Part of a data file
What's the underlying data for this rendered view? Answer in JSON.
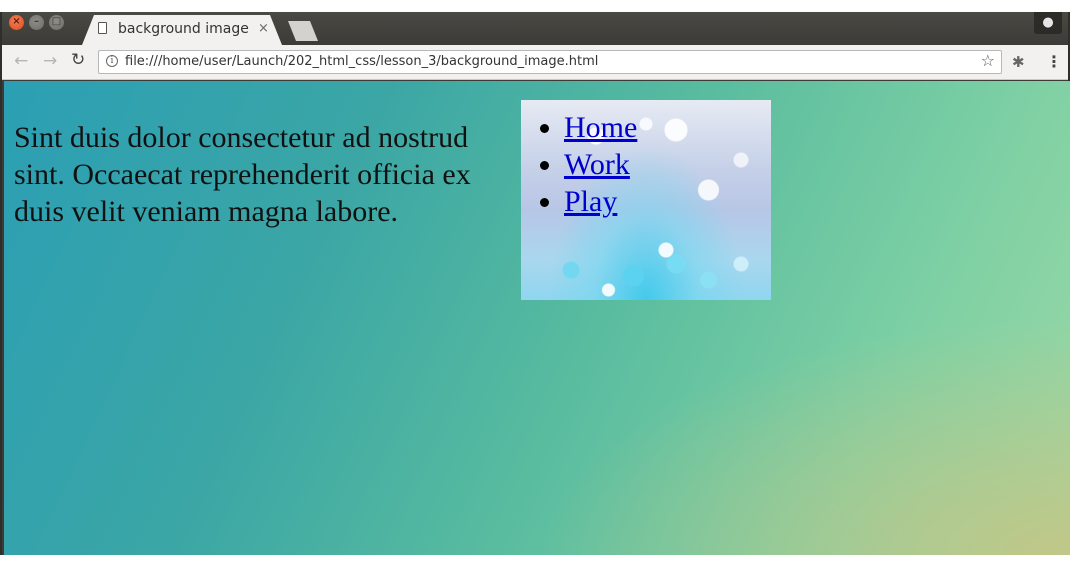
{
  "browser": {
    "tab_title": "background image",
    "tab_close": "×",
    "url": "file:///home/user/Launch/202_html_css/lesson_3/background_image.html"
  },
  "page": {
    "paragraph": "Sint duis dolor consectetur ad nostrud sint. Occaecat reprehenderit officia ex duis velit veniam magna labore.",
    "nav": [
      {
        "label": "Home"
      },
      {
        "label": "Work"
      },
      {
        "label": "Play"
      }
    ]
  },
  "colors": {
    "link": "#0000cc",
    "bg_start": "#2b9fb4",
    "bg_end": "#9bd8a6"
  }
}
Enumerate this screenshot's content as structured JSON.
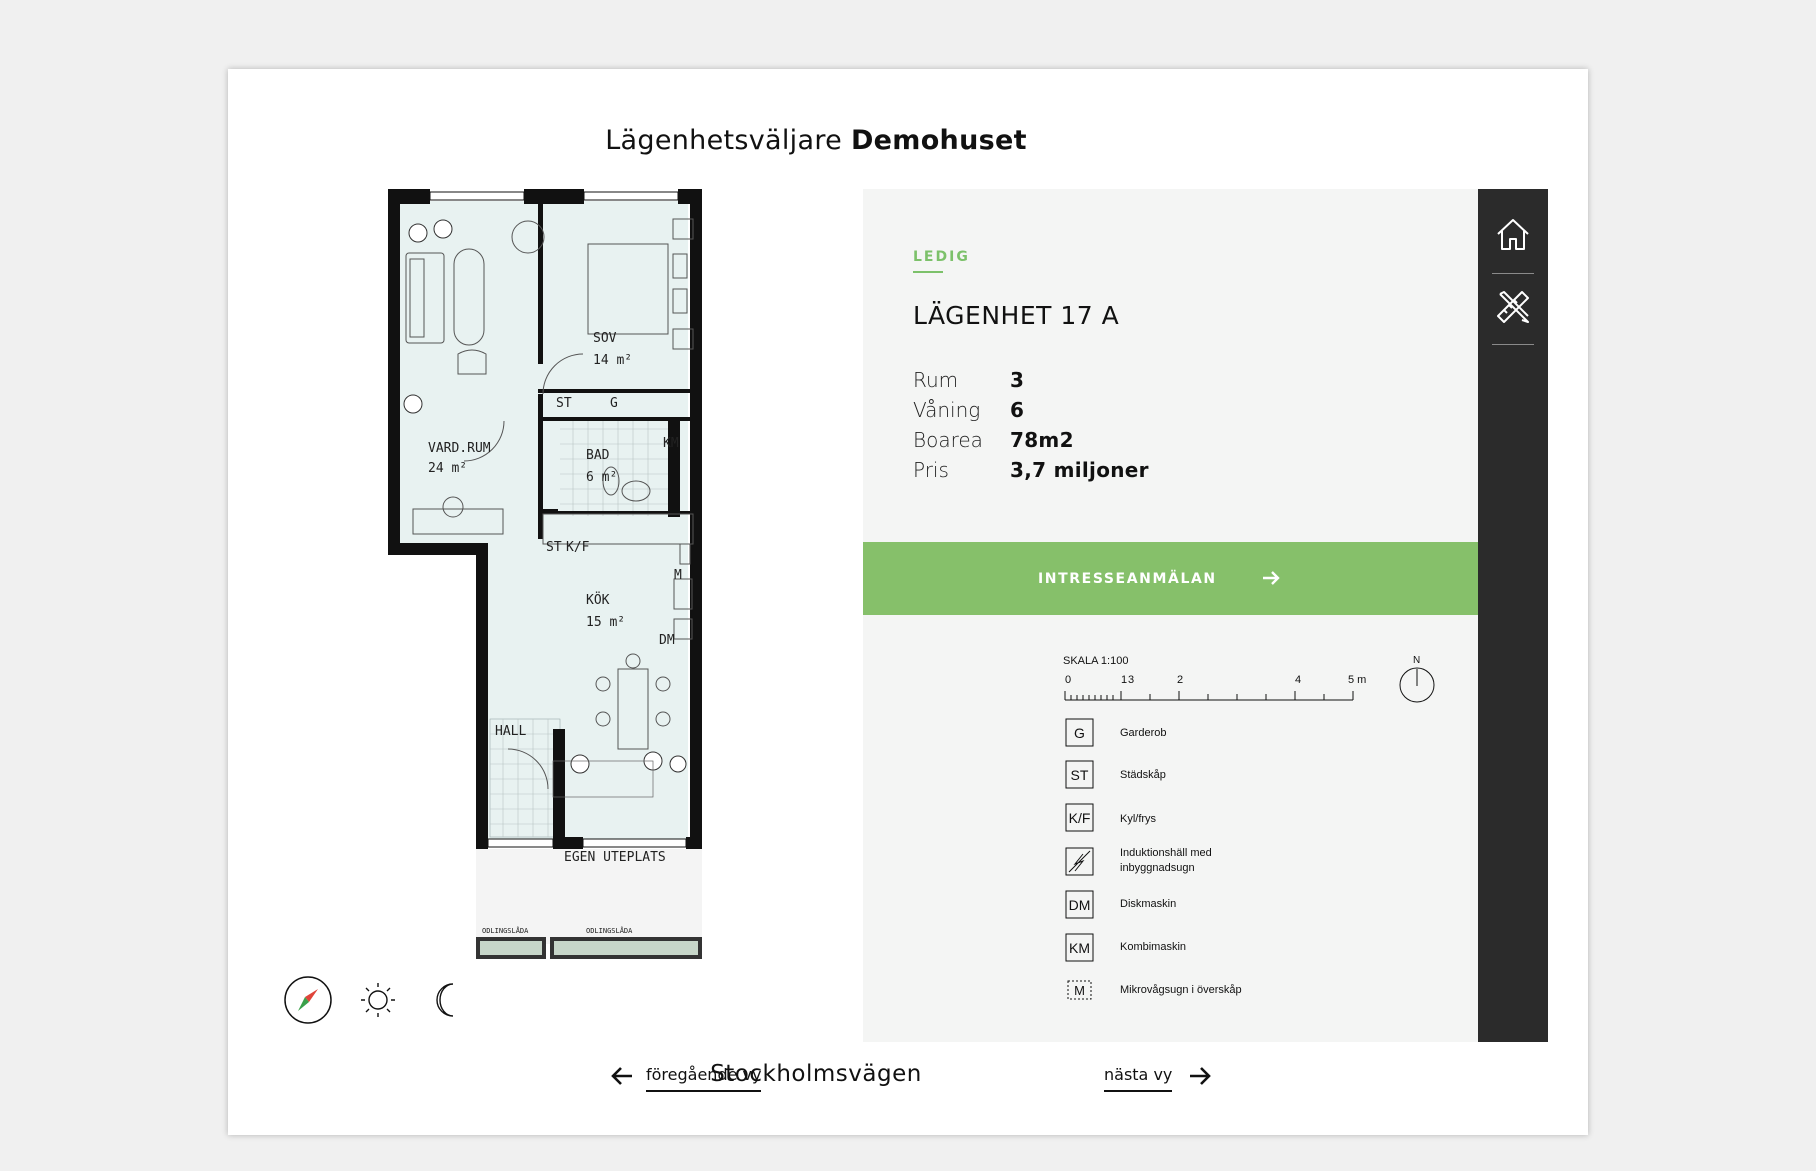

● Directive:
Every line above should be returned exactly; the pictures stay out.

● Solved problem:
What's the underlying data for this rendered view? Answer in JSON.
{
  "browser": {
    "tab_title": "background image",
    "tab_close": "×",
    "url": "file:///home/user/Launch/202_html_css/lesson_3/background_image.html"
  },
  "page": {
    "paragraph": "Sint duis dolor consectetur ad nostrud sint. Occaecat reprehenderit officia ex duis velit veniam magna labore.",
    "nav": [
      {
        "label": "Home"
      },
      {
        "label": "Work"
      },
      {
        "label": "Play"
      }
    ]
  },
  "colors": {
    "link": "#0000cc",
    "bg_start": "#2b9fb4",
    "bg_end": "#9bd8a6"
  }
}
Enumerate this screenshot's content as structured JSON.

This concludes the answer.